** Start Entries shown **

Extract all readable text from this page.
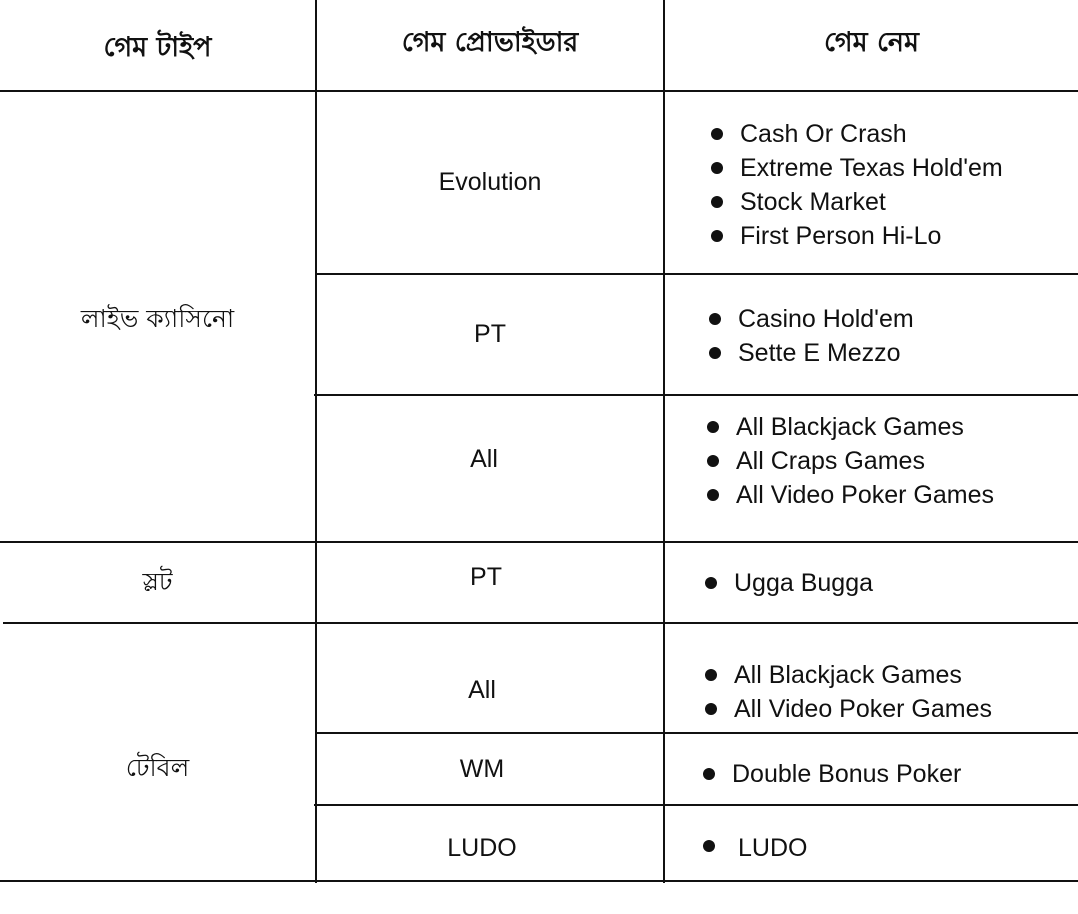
গেম টাইপ	গেম প্রোভাইডার	গেম নেম
লাইভ ক্যাসিনো
স্লট
টেবিল
Evolution
PT
All
PT
All
WM
LUDO
Cash Or Crash
Extreme Texas Hold'em
Stock Market
First Person Hi-Lo
Casino Hold'em
Sette E Mezzo
All Blackjack Games
All Craps Games
All Video Poker Games
Ugga Bugga
All Blackjack Games
All Video Poker Games
Double Bonus Poker
LUDO
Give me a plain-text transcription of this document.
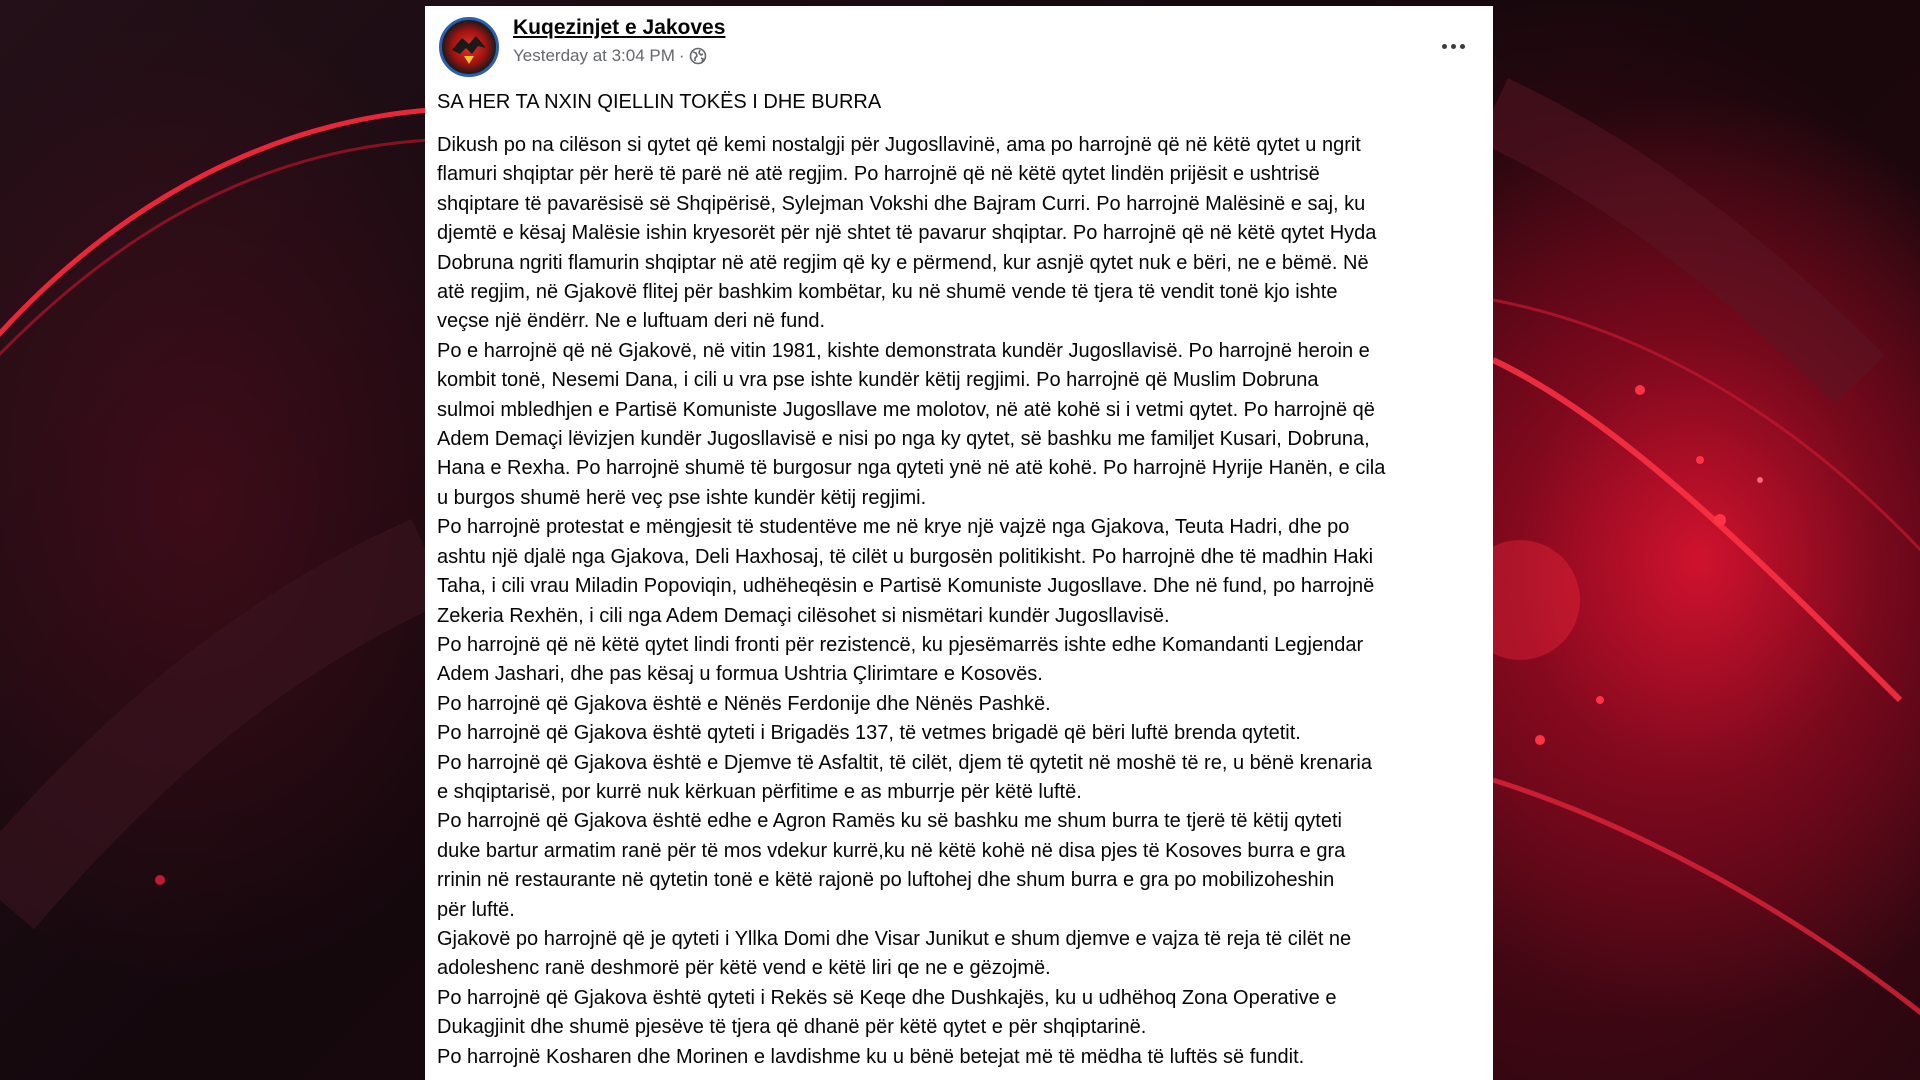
Kuqezinjet e Jakoves
Yesterday at 3:04 PM ·
SA HER TA NXIN QIELLIN TOKËS I DHE BURRA
Dikush po na cilëson si qytet që kemi nostalgji për Jugosllavinë, ama po harrojnë që në këtë qytet u ngrit
flamuri shqiptar për herë të parë në atë regjim. Po harrojnë që në këtë qytet lindën prijësit e ushtrisë
shqiptare të pavarësisë së Shqipërisë, Sylejman Vokshi dhe Bajram Curri. Po harrojnë Malësinë e saj, ku
djemtë e kësaj Malësie ishin kryesorët për një shtet të pavarur shqiptar. Po harrojnë që në këtë qytet Hyda
Dobruna ngriti flamurin shqiptar në atë regjim që ky e përmend, kur asnjë qytet nuk e bëri, ne e bëmë. Në
atë regjim, në Gjakovë flitej për bashkim kombëtar, ku në shumë vende të tjera të vendit tonë kjo ishte
veçse një ëndërr. Ne e luftuam deri në fund.
Po e harrojnë që në Gjakovë, në vitin 1981, kishte demonstrata kundër Jugosllavisë. Po harrojnë heroin e
kombit tonë, Nesemi Dana, i cili u vra pse ishte kundër këtij regjimi. Po harrojnë që Muslim Dobruna
sulmoi mbledhjen e Partisë Komuniste Jugosllave me molotov, në atë kohë si i vetmi qytet. Po harrojnë që
Adem Demaçi lëvizjen kundër Jugosllavisë e nisi po nga ky qytet, së bashku me familjet Kusari, Dobruna,
Hana e Rexha. Po harrojnë shumë të burgosur nga qyteti ynë në atë kohë. Po harrojnë Hyrije Hanën, e cila
u burgos shumë herë veç pse ishte kundër këtij regjimi.
Po harrojnë protestat e mëngjesit të studentëve me në krye një vajzë nga Gjakova, Teuta Hadri, dhe po
ashtu një djalë nga Gjakova, Deli Haxhosaj, të cilët u burgosën politikisht. Po harrojnë dhe të madhin Haki
Taha, i cili vrau Miladin Popoviqin, udhëheqësin e Partisë Komuniste Jugosllave. Dhe në fund, po harrojnë
Zekeria Rexhën, i cili nga Adem Demaçi cilësohet si nismëtari kundër Jugosllavisë.
Po harrojnë që në këtë qytet lindi fronti për rezistencë, ku pjesëmarrës ishte edhe Komandanti Legjendar
Adem Jashari, dhe pas kësaj u formua Ushtria Çlirimtare e Kosovës.
Po harrojnë që Gjakova është e Nënës Ferdonije dhe Nënës Pashkë.
Po harrojnë që Gjakova është qyteti i Brigadës 137, të vetmes brigadë që bëri luftë brenda qytetit.
Po harrojnë që Gjakova është e Djemve të Asfaltit, të cilët, djem të qytetit në moshë të re, u bënë krenaria
e shqiptarisë, por kurrë nuk kërkuan përfitime e as mburrje për këtë luftë.
Po harrojnë që Gjakova është edhe e Agron Ramës ku së bashku me shum burra te tjerë të këtij qyteti
duke bartur armatim ranë për të mos vdekur kurrë,ku në këtë kohë në disa pjes të Kosoves burra e gra
rrinin në restaurante në qytetin tonë e këtë rajonë po luftohej dhe shum burra e gra po mobilizoheshin
për luftë.
Gjakovë po harrojnë që je qyteti i Yllka Domi dhe Visar Junikut e shum djemve e vajza të reja të cilët ne
adoleshenc ranë deshmorë për këtë vend e këtë liri qe ne e gëzojmë.
Po harrojnë që Gjakova është qyteti i Rekës së Keqe dhe Dushkajës, ku u udhëhoq Zona Operative e
Dukagjinit dhe shumë pjesëve të tjera që dhanë për këtë qytet e për shqiptarinë.
Po harrojnë Kosharen dhe Morinen e lavdishme ku u bënë betejat më të mëdha të luftës së fundit.
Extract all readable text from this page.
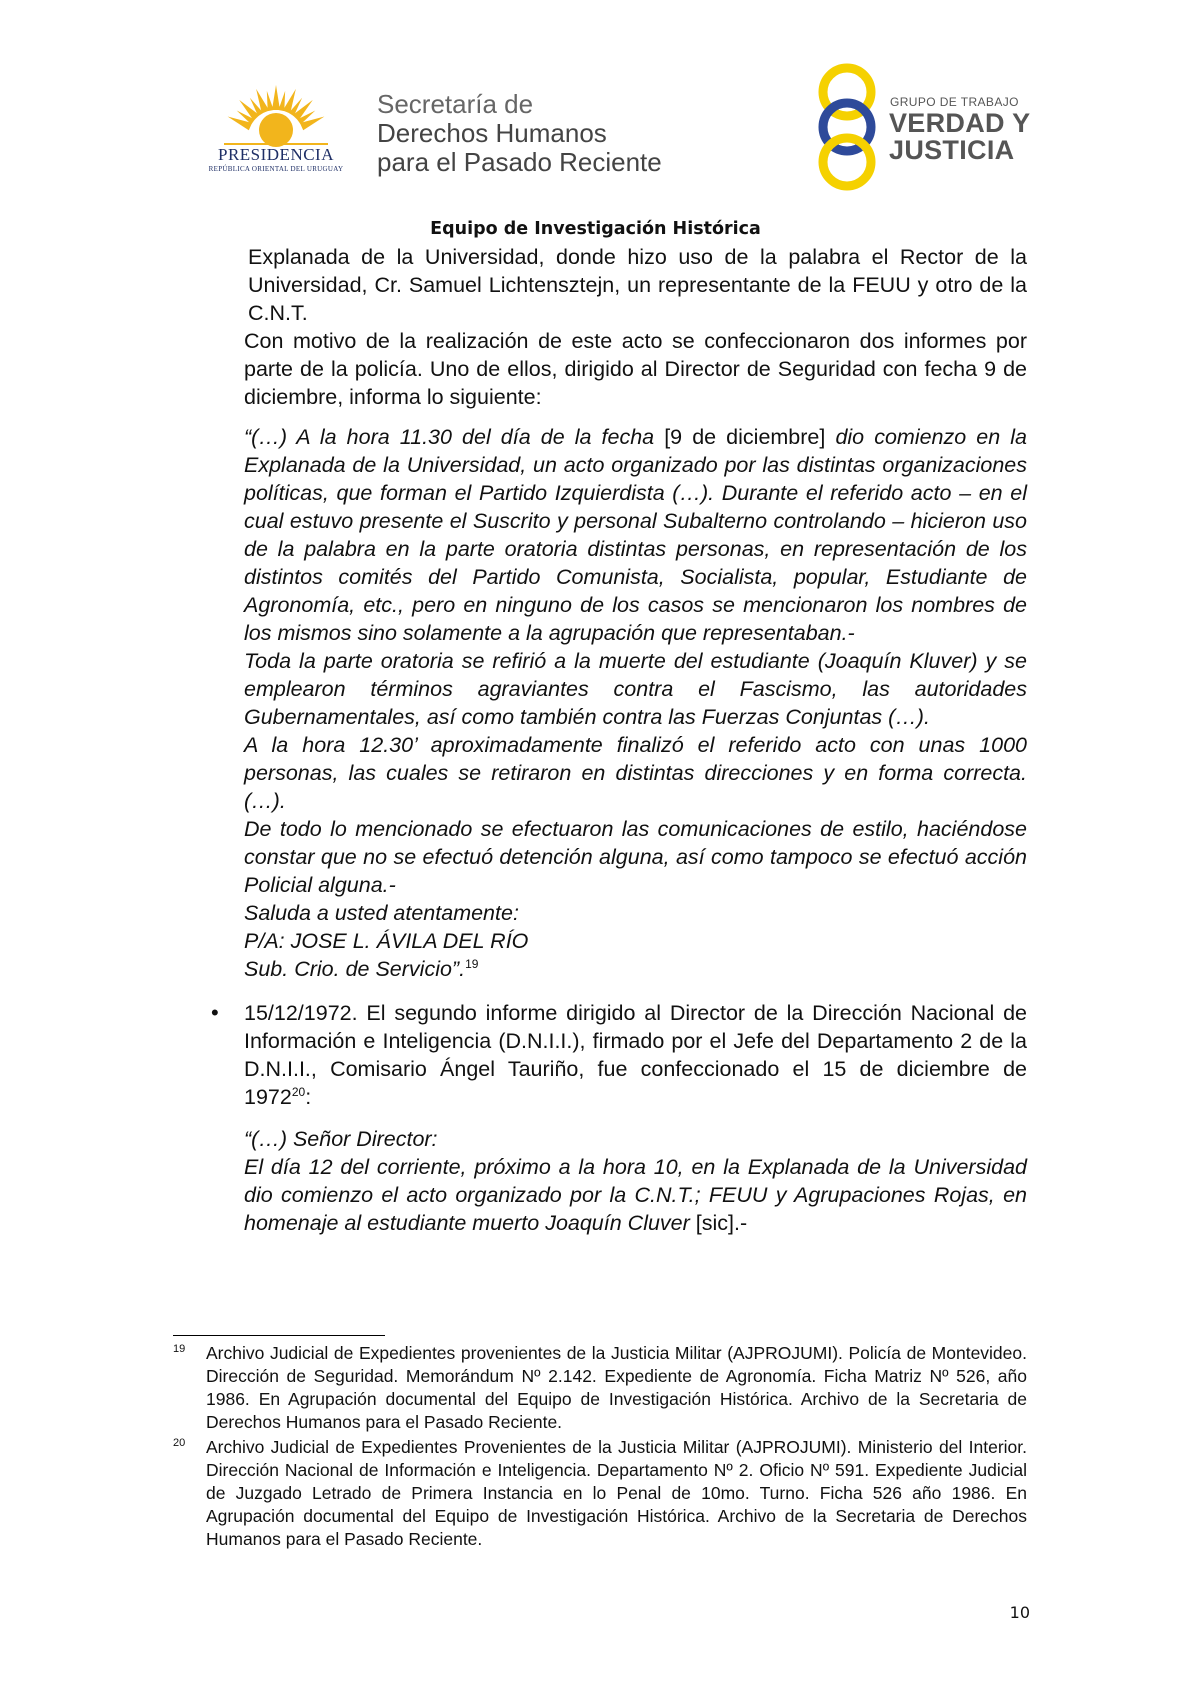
PRESIDENCIA
REPÚBLICA ORIENTAL DEL URUGUAY
Secretaría de
Derechos Humanos
para el Pasado Reciente
GRUPO DE TRABAJO
VERDAD Y
JUSTICIA
Equipo de Investigación Histórica

Explanada de la Universidad, donde hizo uso de la palabra el Rector de la Universidad, Cr. Samuel Lichtensztejn, un representante de la FEUU y otro de la C.N.T.

Con motivo de la realización de este acto se confeccionaron dos informes por parte de la policía. Uno de ellos, dirigido al Director de Seguridad con fecha 9 de diciembre, informa lo siguiente:

“(…) A la hora 11.30 del día de la fecha [9 de diciembre] dio comienzo en la Explanada de la Universidad, un acto organizado por las distintas organizaciones políticas, que forman el Partido Izquierdista (…). Durante el referido acto – en el cual estuvo presente el Suscrito y personal Subalterno controlando – hicieron uso de la palabra en la parte oratoria distintas personas, en representación de los distintos comités del Partido Comunista, Socialista, popular, Estudiante de Agronomía, etc., pero en ninguno de los casos se mencionaron los nombres de los mismos sino solamente a la agrupación que representaban.-

Toda la parte oratoria se refirió a la muerte del estudiante (Joaquín Kluver) y se emplearon términos agraviantes contra el Fascismo, las autoridades Gubernamentales, así como también contra las Fuerzas Conjuntas (…).

A la hora 12.30’ aproximadamente finalizó el referido acto con unas 1000 personas, las cuales se retiraron en distintas direcciones y en forma correcta. (…).

De todo lo mencionado se efectuaron las comunicaciones de estilo, haciéndose constar que no se efectuó detención alguna, así como tampoco se efectuó acción Policial alguna.-

Saluda a usted atentamente:

P/A: JOSE L. ÁVILA DEL RÍO

Sub. Crio. de Servicio”.$^{19}$

• 15/12/1972. El segundo informe dirigido al Director de la Dirección Nacional de Información e Inteligencia (D.N.I.I.), firmado por el Jefe del Departamento 2 de la D.N.I.I., Comisario Ángel Tauriño, fue confeccionado el 15 de diciembre de 1972$^{20}$:

“(…) Señor Director:

El día 12 del corriente, próximo a la hora 10, en la Explanada de la Universidad dio comienzo el acto organizado por la C.N.T.; FEUU y Agrupaciones Rojas, en homenaje al estudiante muerto Joaquín Cluver [sic].-

19 Archivo Judicial de Expedientes provenientes de la Justicia Militar (AJPROJUMI). Policía de Montevideo. Dirección de Seguridad. Memorándum Nº 2.142. Expediente de Agronomía. Ficha Matriz Nº 526, año 1986. En Agrupación documental del Equipo de Investigación Histórica. Archivo de la Secretaria de Derechos Humanos para el Pasado Reciente.
20 Archivo Judicial de Expedientes Provenientes de la Justicia Militar (AJPROJUMI). Ministerio del Interior. Dirección Nacional de Información e Inteligencia. Departamento Nº 2. Oficio Nº 591. Expediente Judicial de Juzgado Letrado de Primera Instancia en lo Penal de 10mo. Turno. Ficha 526 año 1986. En Agrupación documental del Equipo de Investigación Histórica. Archivo de la Secretaria de Derechos Humanos para el Pasado Reciente.
10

** End Entries shown **

_Given exercise:_
Which lines of the data above contain "como"? Copy each one.

_Result:_
Toda la parte oratoria se refirió a la muerte del estudiante (Joaquín Kluver) y se emplearon términos agraviantes contra el Fascismo, las autoridades Gubernamentales, así como también contra las Fuerzas Conjuntas (…).
De todo lo mencionado se efectuaron las comunicaciones de estilo, haciéndose constar que no se efectuó detención alguna, así como tampoco se efectuó acción Policial alguna.-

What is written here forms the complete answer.